◆ PROBLEM DESCRIPTION ◆
Reproduce the data below in full and exclude every picture.
►
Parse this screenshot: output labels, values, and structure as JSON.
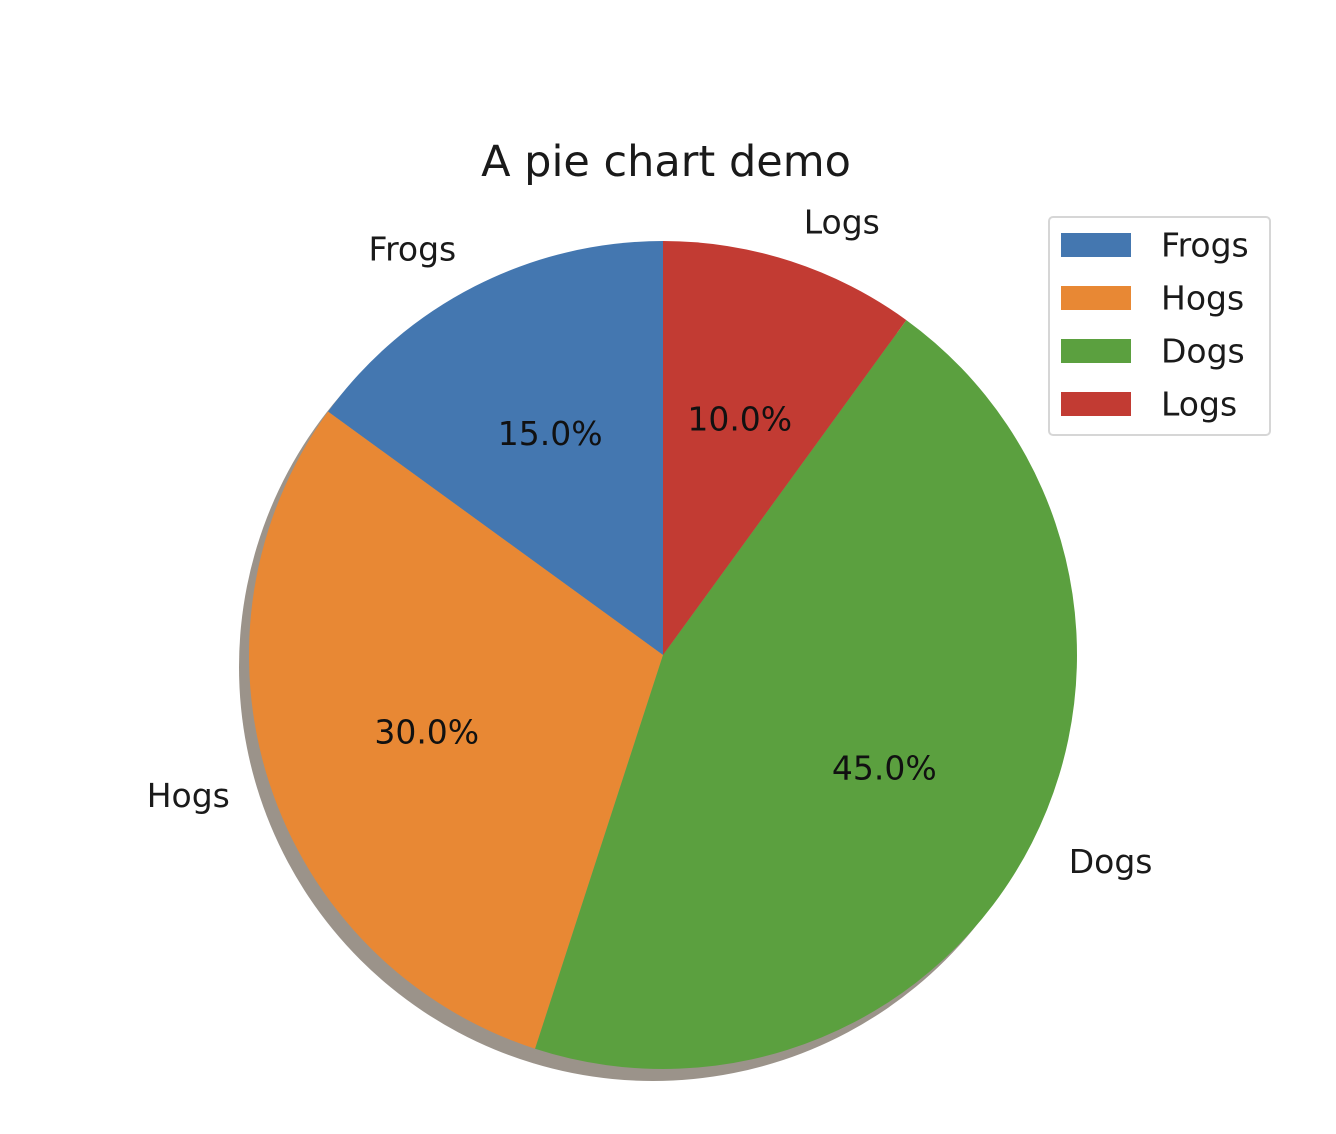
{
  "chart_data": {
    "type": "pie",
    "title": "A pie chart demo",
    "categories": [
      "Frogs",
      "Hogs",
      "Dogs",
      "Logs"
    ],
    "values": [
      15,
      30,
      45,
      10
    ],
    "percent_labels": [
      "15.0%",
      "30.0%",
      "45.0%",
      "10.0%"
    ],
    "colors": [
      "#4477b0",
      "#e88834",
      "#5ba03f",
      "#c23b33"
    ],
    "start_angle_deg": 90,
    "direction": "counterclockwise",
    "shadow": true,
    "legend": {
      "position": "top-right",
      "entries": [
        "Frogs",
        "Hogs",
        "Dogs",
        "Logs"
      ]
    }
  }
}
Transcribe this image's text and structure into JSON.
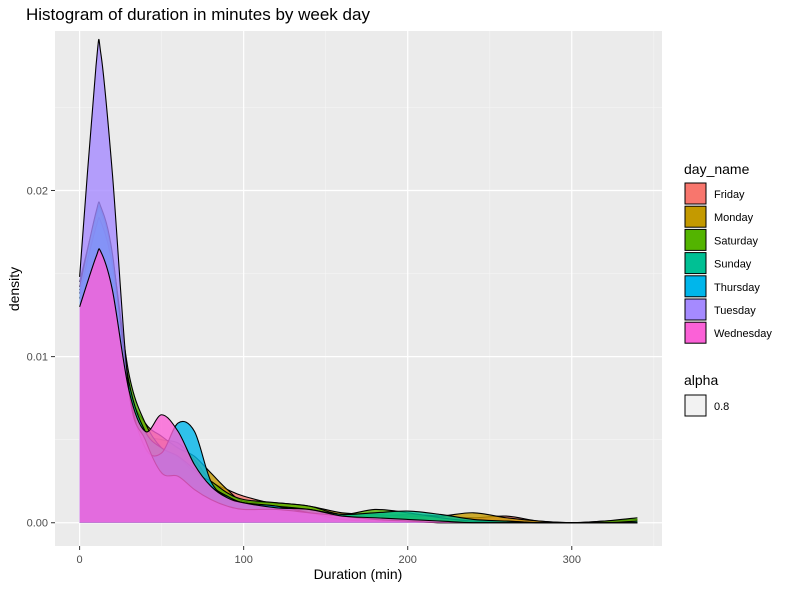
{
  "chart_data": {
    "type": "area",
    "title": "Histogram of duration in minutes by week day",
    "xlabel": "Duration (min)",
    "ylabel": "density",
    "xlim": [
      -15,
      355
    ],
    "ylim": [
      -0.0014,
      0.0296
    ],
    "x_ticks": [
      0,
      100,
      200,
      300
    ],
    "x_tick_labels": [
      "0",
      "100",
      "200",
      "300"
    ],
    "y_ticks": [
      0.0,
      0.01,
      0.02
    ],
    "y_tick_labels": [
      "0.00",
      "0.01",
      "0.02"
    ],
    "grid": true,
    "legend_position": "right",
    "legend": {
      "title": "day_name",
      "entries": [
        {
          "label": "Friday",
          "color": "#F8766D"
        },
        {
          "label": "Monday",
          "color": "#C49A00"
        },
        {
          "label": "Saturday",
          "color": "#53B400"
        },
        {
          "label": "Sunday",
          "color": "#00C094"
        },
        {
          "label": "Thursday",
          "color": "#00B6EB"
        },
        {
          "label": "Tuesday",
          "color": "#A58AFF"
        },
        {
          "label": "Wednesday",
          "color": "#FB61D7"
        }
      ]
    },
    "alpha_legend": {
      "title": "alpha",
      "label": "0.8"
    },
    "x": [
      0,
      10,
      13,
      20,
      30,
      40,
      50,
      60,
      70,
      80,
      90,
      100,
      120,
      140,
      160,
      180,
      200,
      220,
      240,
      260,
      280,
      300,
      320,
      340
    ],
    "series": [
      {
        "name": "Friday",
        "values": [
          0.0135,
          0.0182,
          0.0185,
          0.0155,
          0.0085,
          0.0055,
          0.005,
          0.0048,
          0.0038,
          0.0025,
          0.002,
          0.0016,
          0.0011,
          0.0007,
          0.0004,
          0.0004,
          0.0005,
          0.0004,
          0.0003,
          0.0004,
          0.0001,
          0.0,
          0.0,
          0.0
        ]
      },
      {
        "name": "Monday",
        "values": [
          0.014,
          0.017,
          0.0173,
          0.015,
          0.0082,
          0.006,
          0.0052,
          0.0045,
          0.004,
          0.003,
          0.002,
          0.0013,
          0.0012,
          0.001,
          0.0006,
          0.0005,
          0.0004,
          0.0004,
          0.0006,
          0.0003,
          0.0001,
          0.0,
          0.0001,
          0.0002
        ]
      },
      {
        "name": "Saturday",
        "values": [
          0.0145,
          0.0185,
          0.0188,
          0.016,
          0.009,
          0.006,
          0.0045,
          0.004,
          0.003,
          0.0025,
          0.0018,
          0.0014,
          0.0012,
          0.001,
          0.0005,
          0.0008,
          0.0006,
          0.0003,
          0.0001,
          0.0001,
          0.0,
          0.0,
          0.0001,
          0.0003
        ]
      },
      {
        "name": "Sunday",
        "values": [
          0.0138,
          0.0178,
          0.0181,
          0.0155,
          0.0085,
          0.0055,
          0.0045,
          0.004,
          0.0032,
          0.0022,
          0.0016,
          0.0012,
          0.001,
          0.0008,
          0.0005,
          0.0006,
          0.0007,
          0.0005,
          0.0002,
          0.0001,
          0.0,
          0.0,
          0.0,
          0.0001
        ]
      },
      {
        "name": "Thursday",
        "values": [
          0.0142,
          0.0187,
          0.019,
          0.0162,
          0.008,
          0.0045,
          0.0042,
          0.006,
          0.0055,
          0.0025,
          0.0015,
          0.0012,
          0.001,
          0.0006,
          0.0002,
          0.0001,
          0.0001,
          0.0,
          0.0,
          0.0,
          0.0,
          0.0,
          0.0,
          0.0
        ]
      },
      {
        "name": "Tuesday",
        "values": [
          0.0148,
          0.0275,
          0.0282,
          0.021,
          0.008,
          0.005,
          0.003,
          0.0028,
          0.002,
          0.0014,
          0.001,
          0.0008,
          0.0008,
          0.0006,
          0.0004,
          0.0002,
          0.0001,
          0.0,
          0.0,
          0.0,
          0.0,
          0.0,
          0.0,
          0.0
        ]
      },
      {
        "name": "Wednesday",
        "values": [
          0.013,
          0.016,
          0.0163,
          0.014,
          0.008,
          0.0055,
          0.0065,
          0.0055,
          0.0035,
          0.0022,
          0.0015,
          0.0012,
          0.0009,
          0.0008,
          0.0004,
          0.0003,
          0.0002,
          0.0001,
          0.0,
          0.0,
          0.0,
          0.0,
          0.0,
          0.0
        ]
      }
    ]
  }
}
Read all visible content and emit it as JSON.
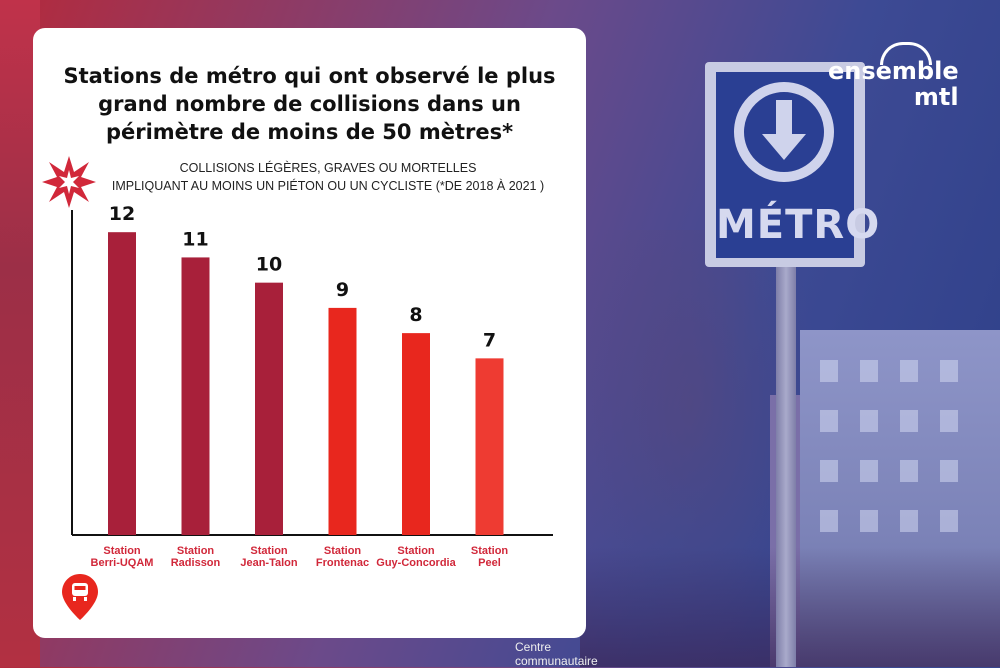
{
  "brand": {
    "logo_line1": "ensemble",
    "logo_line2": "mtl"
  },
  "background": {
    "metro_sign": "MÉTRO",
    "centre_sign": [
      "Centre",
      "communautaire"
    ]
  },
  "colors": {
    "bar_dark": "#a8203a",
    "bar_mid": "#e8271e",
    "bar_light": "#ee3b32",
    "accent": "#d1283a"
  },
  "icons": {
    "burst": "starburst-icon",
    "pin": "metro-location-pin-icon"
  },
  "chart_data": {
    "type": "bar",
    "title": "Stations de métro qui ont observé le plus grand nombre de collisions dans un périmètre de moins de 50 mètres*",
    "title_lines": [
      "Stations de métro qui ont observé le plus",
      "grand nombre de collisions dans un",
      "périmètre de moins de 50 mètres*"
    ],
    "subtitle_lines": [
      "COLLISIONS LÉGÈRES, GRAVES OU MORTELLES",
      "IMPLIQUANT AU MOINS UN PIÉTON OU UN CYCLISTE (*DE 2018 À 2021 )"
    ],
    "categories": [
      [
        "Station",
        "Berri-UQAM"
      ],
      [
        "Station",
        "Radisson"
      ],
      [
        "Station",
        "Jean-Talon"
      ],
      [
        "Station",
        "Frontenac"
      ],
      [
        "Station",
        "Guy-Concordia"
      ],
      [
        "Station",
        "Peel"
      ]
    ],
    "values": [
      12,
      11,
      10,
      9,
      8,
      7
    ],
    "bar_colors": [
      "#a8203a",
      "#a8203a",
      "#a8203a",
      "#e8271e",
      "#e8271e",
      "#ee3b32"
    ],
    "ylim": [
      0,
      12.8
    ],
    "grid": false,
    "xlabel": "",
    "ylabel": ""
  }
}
◄
◆ FULL RESPONSE ◆
Parse this screenshot: output labels, values, and structure as JSON.
{
  "chart_data": {
    "type": "pie",
    "title": "A pie chart demo",
    "categories": [
      "Frogs",
      "Hogs",
      "Dogs",
      "Logs"
    ],
    "values": [
      15,
      30,
      45,
      10
    ],
    "percent_labels": [
      "15.0%",
      "30.0%",
      "45.0%",
      "10.0%"
    ],
    "colors": [
      "#4477b0",
      "#e88834",
      "#5ba03f",
      "#c23b33"
    ],
    "start_angle_deg": 90,
    "direction": "counterclockwise",
    "shadow": true,
    "legend": {
      "position": "top-right",
      "entries": [
        "Frogs",
        "Hogs",
        "Dogs",
        "Logs"
      ]
    }
  }
}
Transcribe this image's text and structure into JSON.
{
  "chart_data": {
    "type": "area",
    "title": "Histogram of duration in minutes by week day",
    "xlabel": "Duration (min)",
    "ylabel": "density",
    "xlim": [
      -15,
      355
    ],
    "ylim": [
      -0.0014,
      0.0296
    ],
    "x_ticks": [
      0,
      100,
      200,
      300
    ],
    "x_tick_labels": [
      "0",
      "100",
      "200",
      "300"
    ],
    "y_ticks": [
      0.0,
      0.01,
      0.02
    ],
    "y_tick_labels": [
      "0.00",
      "0.01",
      "0.02"
    ],
    "grid": true,
    "legend_position": "right",
    "legend": {
      "title": "day_name",
      "entries": [
        {
          "label": "Friday",
          "color": "#F8766D"
        },
        {
          "label": "Monday",
          "color": "#C49A00"
        },
        {
          "label": "Saturday",
          "color": "#53B400"
        },
        {
          "label": "Sunday",
          "color": "#00C094"
        },
        {
          "label": "Thursday",
          "color": "#00B6EB"
        },
        {
          "label": "Tuesday",
          "color": "#A58AFF"
        },
        {
          "label": "Wednesday",
          "color": "#FB61D7"
        }
      ]
    },
    "alpha_legend": {
      "title": "alpha",
      "label": "0.8"
    },
    "x": [
      0,
      10,
      13,
      20,
      30,
      40,
      50,
      60,
      70,
      80,
      90,
      100,
      120,
      140,
      160,
      180,
      200,
      220,
      240,
      260,
      280,
      300,
      320,
      340
    ],
    "series": [
      {
        "name": "Friday",
        "values": [
          0.0135,
          0.0182,
          0.0185,
          0.0155,
          0.0085,
          0.0055,
          0.005,
          0.0048,
          0.0038,
          0.0025,
          0.002,
          0.0016,
          0.0011,
          0.0007,
          0.0004,
          0.0004,
          0.0005,
          0.0004,
          0.0003,
          0.0004,
          0.0001,
          0.0,
          0.0,
          0.0
        ]
      },
      {
        "name": "Monday",
        "values": [
          0.014,
          0.017,
          0.0173,
          0.015,
          0.0082,
          0.006,
          0.0052,
          0.0045,
          0.004,
          0.003,
          0.002,
          0.0013,
          0.0012,
          0.001,
          0.0006,
          0.0005,
          0.0004,
          0.0004,
          0.0006,
          0.0003,
          0.0001,
          0.0,
          0.0001,
          0.0002
        ]
      },
      {
        "name": "Saturday",
        "values": [
          0.0145,
          0.0185,
          0.0188,
          0.016,
          0.009,
          0.006,
          0.0045,
          0.004,
          0.003,
          0.0025,
          0.0018,
          0.0014,
          0.0012,
          0.001,
          0.0005,
          0.0008,
          0.0006,
          0.0003,
          0.0001,
          0.0001,
          0.0,
          0.0,
          0.0001,
          0.0003
        ]
      },
      {
        "name": "Sunday",
        "values": [
          0.0138,
          0.0178,
          0.0181,
          0.0155,
          0.0085,
          0.0055,
          0.0045,
          0.004,
          0.0032,
          0.0022,
          0.0016,
          0.0012,
          0.001,
          0.0008,
          0.0005,
          0.0006,
          0.0007,
          0.0005,
          0.0002,
          0.0001,
          0.0,
          0.0,
          0.0,
          0.0001
        ]
      },
      {
        "name": "Thursday",
        "values": [
          0.0142,
          0.0187,
          0.019,
          0.0162,
          0.008,
          0.0045,
          0.0042,
          0.006,
          0.0055,
          0.0025,
          0.0015,
          0.0012,
          0.001,
          0.0006,
          0.0002,
          0.0001,
          0.0001,
          0.0,
          0.0,
          0.0,
          0.0,
          0.0,
          0.0,
          0.0
        ]
      },
      {
        "name": "Tuesday",
        "values": [
          0.0148,
          0.0275,
          0.0282,
          0.021,
          0.008,
          0.005,
          0.003,
          0.0028,
          0.002,
          0.0014,
          0.001,
          0.0008,
          0.0008,
          0.0006,
          0.0004,
          0.0002,
          0.0001,
          0.0,
          0.0,
          0.0,
          0.0,
          0.0,
          0.0,
          0.0
        ]
      },
      {
        "name": "Wednesday",
        "values": [
          0.013,
          0.016,
          0.0163,
          0.014,
          0.008,
          0.0055,
          0.0065,
          0.0055,
          0.0035,
          0.0022,
          0.0015,
          0.0012,
          0.0009,
          0.0008,
          0.0004,
          0.0003,
          0.0002,
          0.0001,
          0.0,
          0.0,
          0.0,
          0.0,
          0.0,
          0.0
        ]
      }
    ]
  }
}
Read all visible content and emit it as JSON.
{
  "brand": {
    "logo_line1": "ensemble",
    "logo_line2": "mtl"
  },
  "background": {
    "metro_sign": "MÉTRO",
    "centre_sign": [
      "Centre",
      "communautaire"
    ]
  },
  "colors": {
    "bar_dark": "#a8203a",
    "bar_mid": "#e8271e",
    "bar_light": "#ee3b32",
    "accent": "#d1283a"
  },
  "icons": {
    "burst": "starburst-icon",
    "pin": "metro-location-pin-icon"
  },
  "chart_data": {
    "type": "bar",
    "title": "Stations de métro qui ont observé le plus grand nombre de collisions dans un périmètre de moins de 50 mètres*",
    "title_lines": [
      "Stations de métro qui ont observé le plus",
      "grand nombre de collisions dans un",
      "périmètre de moins de 50 mètres*"
    ],
    "subtitle_lines": [
      "COLLISIONS LÉGÈRES, GRAVES OU MORTELLES",
      "IMPLIQUANT AU MOINS UN PIÉTON OU UN CYCLISTE (*DE 2018 À 2021 )"
    ],
    "categories": [
      [
        "Station",
        "Berri-UQAM"
      ],
      [
        "Station",
        "Radisson"
      ],
      [
        "Station",
        "Jean-Talon"
      ],
      [
        "Station",
        "Frontenac"
      ],
      [
        "Station",
        "Guy-Concordia"
      ],
      [
        "Station",
        "Peel"
      ]
    ],
    "values": [
      12,
      11,
      10,
      9,
      8,
      7
    ],
    "bar_colors": [
      "#a8203a",
      "#a8203a",
      "#a8203a",
      "#e8271e",
      "#e8271e",
      "#ee3b32"
    ],
    "ylim": [
      0,
      12.8
    ],
    "grid": false,
    "xlabel": "",
    "ylabel": ""
  }
}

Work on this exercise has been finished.